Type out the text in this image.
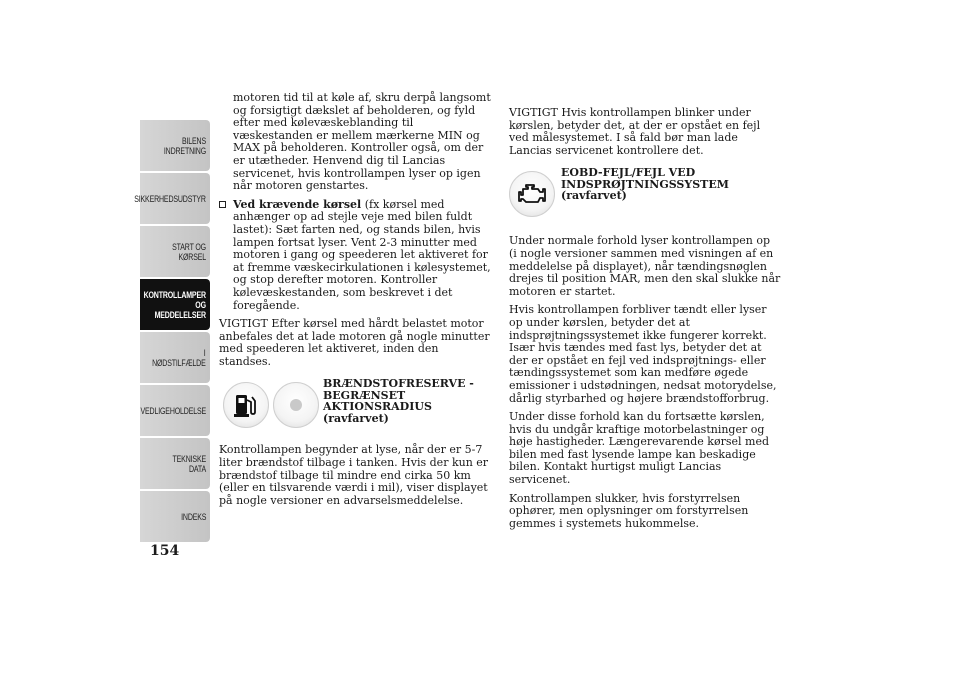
BILENS
INDRETNING
SIKKERHEDSUDSTYR
START OG KØRSEL
KONTROLLAMPER
OG MEDDELELSER
I NØDSTILFÆLDE
VEDLIGEHOLDELSE
TEKNISKE DATA
INDEKS
154

motoren tid til at køle af, skru derpå langsomt og forsigtigt dækslet af beholderen, og fyld efter med kølevæskeblanding til væskestanden er mellem mærkerne MIN og MAX på beholderen. Kontroller også, om der er utætheder. Henvend dig til Lancias servicenet, hvis kontrollampen lyser op igen når motoren genstartes.

Ved krævende kørsel (fx kørsel med anhænger op ad stejle veje med bilen fuldt lastet): Sæt farten ned, og stands bilen, hvis lampen fortsat lyser. Vent 2-3 minutter med motoren i gang og speederen let aktiveret for at fremme væskecirkulationen i kølesystemet, og stop derefter motoren. Kontroller kølevæskestanden, som beskrevet i det foregående.

VIGTIGT Efter kørsel med hårdt belastet motor anbefales det at lade motoren gå nogle minutter med speederen let aktiveret, inden den standses.

BRÆNDSTOFRESERVE -
BEGRÆNSET
AKTIONSRADIUS (ravfarvet)

Kontrollampen begynder at lyse, når der er 5-7 liter brændstof tilbage i tanken. Hvis der kun er brændstof tilbage til mindre end cirka 50 km (eller en tilsvarende værdi i mil), viser displayet på nogle versioner en advarselsmeddelelse.

VIGTIGT Hvis kontrollampen blinker under kørslen, betyder det, at der er opstået en fejl ved målesystemet. I så fald bør man lade Lancias servicenet kontrollere det.

EOBD-FEJL/FEJL VED
INDSPRØJTNINGSSYSTEM
(ravfarvet)

Under normale forhold lyser kontrollampen op (i nogle versioner sammen med visningen af en meddelelse på displayet), når tændingsnøglen drejes til position MAR, men den skal slukke når motoren er startet.

Hvis kontrollampen forbliver tændt eller lyser op under kørslen, betyder det at indsprøjtningssystemet ikke fungerer korrekt. Især hvis tændes med fast lys, betyder det at der er opstået en fejl ved indsprøjtnings- eller tændingssystemet som kan medføre øgede emissioner i udstødningen, nedsat motorydelse, dårlig styrbarhed og højere brændstofforbrug.

Under disse forhold kan du fortsætte kørslen, hvis du undgår kraftige motorbelastninger og høje hastigheder. Længerevarende kørsel med bilen med fast lysende lampe kan beskadige bilen. Kontakt hurtigst muligt Lancias servicenet.

Kontrollampen slukker, hvis forstyrrelsen ophører, men oplysninger om forstyrrelsen gemmes i systemets hukommelse.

## Written instruction
Transcribe the material exactly, leaving every picture out.

## Finished task
Type out the text in this image.
BILENS
INDRETNING
SIKKERHEDSUDSTYR
START OG KØRSEL
KONTROLLAMPER
OG MEDDELELSER
I NØDSTILFÆLDE
VEDLIGEHOLDELSE
TEKNISKE DATA
INDEKS
154

motoren tid til at køle af, skru derpå langsomt og forsigtigt dækslet af beholderen, og fyld efter med kølevæskeblanding til væskestanden er mellem mærkerne MIN og MAX på beholderen. Kontroller også, om der er utætheder. Henvend dig til Lancias servicenet, hvis kontrollampen lyser op igen når motoren genstartes.

Ved krævende kørsel (fx kørsel med anhænger op ad stejle veje med bilen fuldt lastet): Sæt farten ned, og stands bilen, hvis lampen fortsat lyser. Vent 2-3 minutter med motoren i gang og speederen let aktiveret for at fremme væskecirkulationen i kølesystemet, og stop derefter motoren. Kontroller kølevæskestanden, som beskrevet i det foregående.

VIGTIGT Efter kørsel med hårdt belastet motor anbefales det at lade motoren gå nogle minutter med speederen let aktiveret, inden den standses.

BRÆNDSTOFRESERVE -
BEGRÆNSET
AKTIONSRADIUS (ravfarvet)

Kontrollampen begynder at lyse, når der er 5-7 liter brændstof tilbage i tanken. Hvis der kun er brændstof tilbage til mindre end cirka 50 km (eller en tilsvarende værdi i mil), viser displayet på nogle versioner en advarselsmeddelelse.

VIGTIGT Hvis kontrollampen blinker under kørslen, betyder det, at der er opstået en fejl ved målesystemet. I så fald bør man lade Lancias servicenet kontrollere det.

EOBD-FEJL/FEJL VED
INDSPRØJTNINGSSYSTEM
(ravfarvet)

Under normale forhold lyser kontrollampen op (i nogle versioner sammen med visningen af en meddelelse på displayet), når tændingsnøglen drejes til position MAR, men den skal slukke når motoren er startet.

Hvis kontrollampen forbliver tændt eller lyser op under kørslen, betyder det at indsprøjtningssystemet ikke fungerer korrekt. Især hvis tændes med fast lys, betyder det at der er opstået en fejl ved indsprøjtnings- eller tændingssystemet som kan medføre øgede emissioner i udstødningen, nedsat motorydelse, dårlig styrbarhed og højere brændstofforbrug.

Under disse forhold kan du fortsætte kørslen, hvis du undgår kraftige motorbelastninger og høje hastigheder. Længerevarende kørsel med bilen med fast lysende lampe kan beskadige bilen. Kontakt hurtigst muligt Lancias servicenet.

Kontrollampen slukker, hvis forstyrrelsen ophører, men oplysninger om forstyrrelsen gemmes i systemets hukommelse.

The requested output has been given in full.